━━━ Provided information ━━━
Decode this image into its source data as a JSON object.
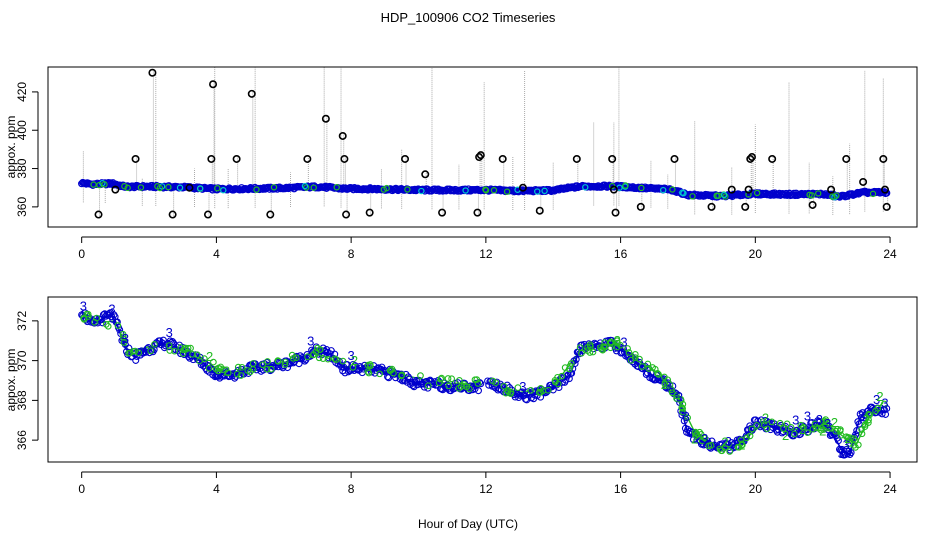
{
  "figure": {
    "title": "HDP_100906  CO2 Timeseries",
    "xlabel": "Hour of Day (UTC)"
  },
  "colors": {
    "outlier": "#000000",
    "range_line": "#aaaaaa",
    "series_blue": "#0000cc",
    "series_green": "#22bb22",
    "series_cyan": "#00cccc"
  },
  "chart_data": [
    {
      "type": "scatter",
      "name": "full-range",
      "ylabel": "appox. ppm",
      "xlim": [
        -1,
        24.8
      ],
      "ylim": [
        349.5,
        433
      ],
      "xticks": [
        0,
        4,
        8,
        12,
        16,
        20,
        24
      ],
      "yticks": [
        360,
        380,
        400,
        420
      ],
      "baseline": [
        [
          0,
          372.5
        ],
        [
          0.3,
          371.8
        ],
        [
          0.9,
          372.2
        ],
        [
          1.3,
          370.5
        ],
        [
          2,
          370.6
        ],
        [
          3,
          370.3
        ],
        [
          4,
          369.3
        ],
        [
          5,
          369.5
        ],
        [
          6,
          369.8
        ],
        [
          7,
          370.5
        ],
        [
          7.8,
          369.5
        ],
        [
          8.5,
          369.4
        ],
        [
          10,
          368.8
        ],
        [
          11,
          368.7
        ],
        [
          12,
          368.8
        ],
        [
          13,
          368.3
        ],
        [
          14,
          368.6
        ],
        [
          14.8,
          370.7
        ],
        [
          15.8,
          370.8
        ],
        [
          16.5,
          370
        ],
        [
          17.5,
          369
        ],
        [
          18,
          366.2
        ],
        [
          19,
          365.6
        ],
        [
          20,
          366.8
        ],
        [
          21,
          366.5
        ],
        [
          22,
          366.7
        ],
        [
          22.5,
          365.3
        ],
        [
          23.2,
          367.5
        ],
        [
          23.9,
          367.5
        ]
      ],
      "outliers": [
        [
          0.5,
          356
        ],
        [
          1.0,
          369
        ],
        [
          1.6,
          385
        ],
        [
          2.1,
          430
        ],
        [
          2.7,
          356
        ],
        [
          3.2,
          370
        ],
        [
          3.75,
          356
        ],
        [
          3.85,
          385
        ],
        [
          3.9,
          424
        ],
        [
          4.6,
          385
        ],
        [
          5.05,
          419
        ],
        [
          5.6,
          356
        ],
        [
          6.7,
          385
        ],
        [
          7.25,
          406
        ],
        [
          7.75,
          397
        ],
        [
          7.8,
          385
        ],
        [
          7.85,
          356
        ],
        [
          8.55,
          357
        ],
        [
          9.6,
          385
        ],
        [
          10.2,
          377
        ],
        [
          10.7,
          357
        ],
        [
          11.75,
          357
        ],
        [
          11.8,
          386
        ],
        [
          11.85,
          387
        ],
        [
          12.5,
          385
        ],
        [
          13.1,
          370
        ],
        [
          13.6,
          358
        ],
        [
          14.7,
          385
        ],
        [
          15.75,
          385
        ],
        [
          15.8,
          369
        ],
        [
          15.85,
          357
        ],
        [
          16.6,
          360
        ],
        [
          17.6,
          385
        ],
        [
          18.7,
          360
        ],
        [
          19.3,
          369
        ],
        [
          19.7,
          360
        ],
        [
          19.8,
          369
        ],
        [
          19.85,
          385
        ],
        [
          19.9,
          386
        ],
        [
          20.5,
          385
        ],
        [
          21.7,
          361
        ],
        [
          22.25,
          369
        ],
        [
          22.7,
          385
        ],
        [
          23.2,
          373
        ],
        [
          23.8,
          385
        ],
        [
          23.85,
          369
        ],
        [
          23.9,
          360
        ]
      ],
      "spikes": [
        [
          0.05,
          389
        ],
        [
          0.7,
          372
        ],
        [
          1.8,
          375
        ],
        [
          2.2,
          431
        ],
        [
          3.35,
          380
        ],
        [
          3.95,
          433
        ],
        [
          4.35,
          380
        ],
        [
          5.15,
          433
        ],
        [
          6.2,
          378
        ],
        [
          7.2,
          433
        ],
        [
          7.7,
          433
        ],
        [
          8.9,
          380
        ],
        [
          9.5,
          390
        ],
        [
          10.4,
          433
        ],
        [
          11.2,
          382
        ],
        [
          11.95,
          425
        ],
        [
          12.8,
          386
        ],
        [
          13.15,
          431
        ],
        [
          14.0,
          383
        ],
        [
          15.2,
          404
        ],
        [
          15.8,
          404
        ],
        [
          15.95,
          433
        ],
        [
          16.9,
          384
        ],
        [
          17.4,
          377
        ],
        [
          18.2,
          405
        ],
        [
          19.3,
          381
        ],
        [
          20.0,
          403
        ],
        [
          21.0,
          425
        ],
        [
          21.6,
          383
        ],
        [
          22.3,
          376
        ],
        [
          22.8,
          393
        ],
        [
          23.25,
          431
        ],
        [
          23.8,
          427
        ]
      ]
    },
    {
      "type": "line",
      "name": "zoomed",
      "ylabel": "appox. ppm",
      "xlim": [
        -1,
        24.8
      ],
      "ylim": [
        364.9,
        373.2
      ],
      "xticks": [
        0,
        4,
        8,
        12,
        16,
        20,
        24
      ],
      "yticks": [
        366,
        368,
        370,
        372
      ],
      "point_labels": [
        "3",
        "2"
      ],
      "series": [
        {
          "name": "blue",
          "values": [
            [
              0,
              372.5
            ],
            [
              0.3,
              371.8
            ],
            [
              0.6,
              372.1
            ],
            [
              0.9,
              372.3
            ],
            [
              1.1,
              371.6
            ],
            [
              1.3,
              370.6
            ],
            [
              1.6,
              370.2
            ],
            [
              2,
              370.6
            ],
            [
              2.5,
              370.9
            ],
            [
              3,
              370.5
            ],
            [
              3.5,
              370
            ],
            [
              4,
              369.3
            ],
            [
              4.5,
              369.3
            ],
            [
              5,
              369.6
            ],
            [
              5.5,
              369.7
            ],
            [
              6,
              369.8
            ],
            [
              6.5,
              370.1
            ],
            [
              7,
              370.5
            ],
            [
              7.4,
              370.3
            ],
            [
              7.8,
              369.6
            ],
            [
              8.2,
              369.6
            ],
            [
              8.8,
              369.5
            ],
            [
              9.5,
              369.2
            ],
            [
              10,
              368.8
            ],
            [
              10.5,
              368.8
            ],
            [
              11,
              368.7
            ],
            [
              11.8,
              368.7
            ],
            null,
            [
              12.1,
              368.9
            ],
            [
              12.6,
              368.6
            ],
            [
              13,
              368.2
            ],
            [
              13.5,
              368.3
            ],
            [
              14,
              368.6
            ],
            [
              14.5,
              369.3
            ],
            [
              14.8,
              370.6
            ],
            [
              15.2,
              370.8
            ],
            [
              15.8,
              370.8
            ],
            [
              16.2,
              370.3
            ],
            [
              16.6,
              369.7
            ],
            [
              17,
              369.2
            ],
            [
              17.4,
              368.8
            ],
            [
              17.7,
              368.2
            ],
            [
              18,
              366.3
            ],
            [
              18.5,
              365.9
            ],
            [
              19,
              365.6
            ],
            [
              19.5,
              365.8
            ],
            [
              20,
              366.9
            ],
            [
              20.4,
              366.7
            ],
            [
              20.8,
              366.5
            ],
            [
              21.2,
              366.4
            ],
            [
              21.6,
              366.6
            ],
            [
              22,
              366.9
            ],
            [
              22.3,
              366.3
            ],
            [
              22.6,
              365.4
            ],
            [
              22.8,
              365.3
            ],
            [
              23.1,
              367.1
            ],
            [
              23.5,
              367.6
            ],
            [
              23.9,
              367.4
            ]
          ]
        },
        {
          "name": "green",
          "values": [
            [
              0,
              372.3
            ],
            [
              0.5,
              371.9
            ],
            [
              1,
              372
            ],
            [
              1.4,
              370.4
            ],
            [
              2,
              370.7
            ],
            [
              2.5,
              370.8
            ],
            [
              3,
              370.6
            ],
            [
              3.5,
              370.2
            ],
            [
              4,
              369.6
            ],
            [
              4.5,
              369.4
            ],
            [
              5,
              369.6
            ],
            [
              6,
              369.9
            ],
            [
              7,
              370.4
            ],
            [
              7.8,
              369.7
            ],
            [
              8.5,
              369.6
            ],
            [
              9.5,
              369.3
            ],
            [
              10.5,
              368.9
            ],
            [
              11.8,
              368.8
            ],
            null,
            [
              12.2,
              368.8
            ],
            [
              13,
              368.4
            ],
            [
              14,
              368.7
            ],
            [
              14.8,
              370.5
            ],
            [
              15.8,
              370.9
            ],
            [
              16.5,
              370
            ],
            [
              17.2,
              369.3
            ],
            [
              17.8,
              367.8
            ],
            [
              18.2,
              366.4
            ],
            [
              19,
              365.5
            ],
            [
              19.6,
              365.9
            ],
            [
              20.2,
              366.8
            ],
            [
              20.8,
              366.6
            ],
            [
              21.5,
              366.5
            ],
            [
              22.1,
              366.8
            ],
            [
              22.6,
              366.2
            ],
            [
              23,
              365.8
            ],
            [
              23.4,
              367.2
            ],
            [
              23.8,
              367.9
            ]
          ]
        }
      ]
    }
  ]
}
━━━
Pick out the lines above that hold the string "name" and show them.

→ Exercise response:
      "name": "full-range",
      "name": "zoomed",
          "name": "blue",
          "name": "green",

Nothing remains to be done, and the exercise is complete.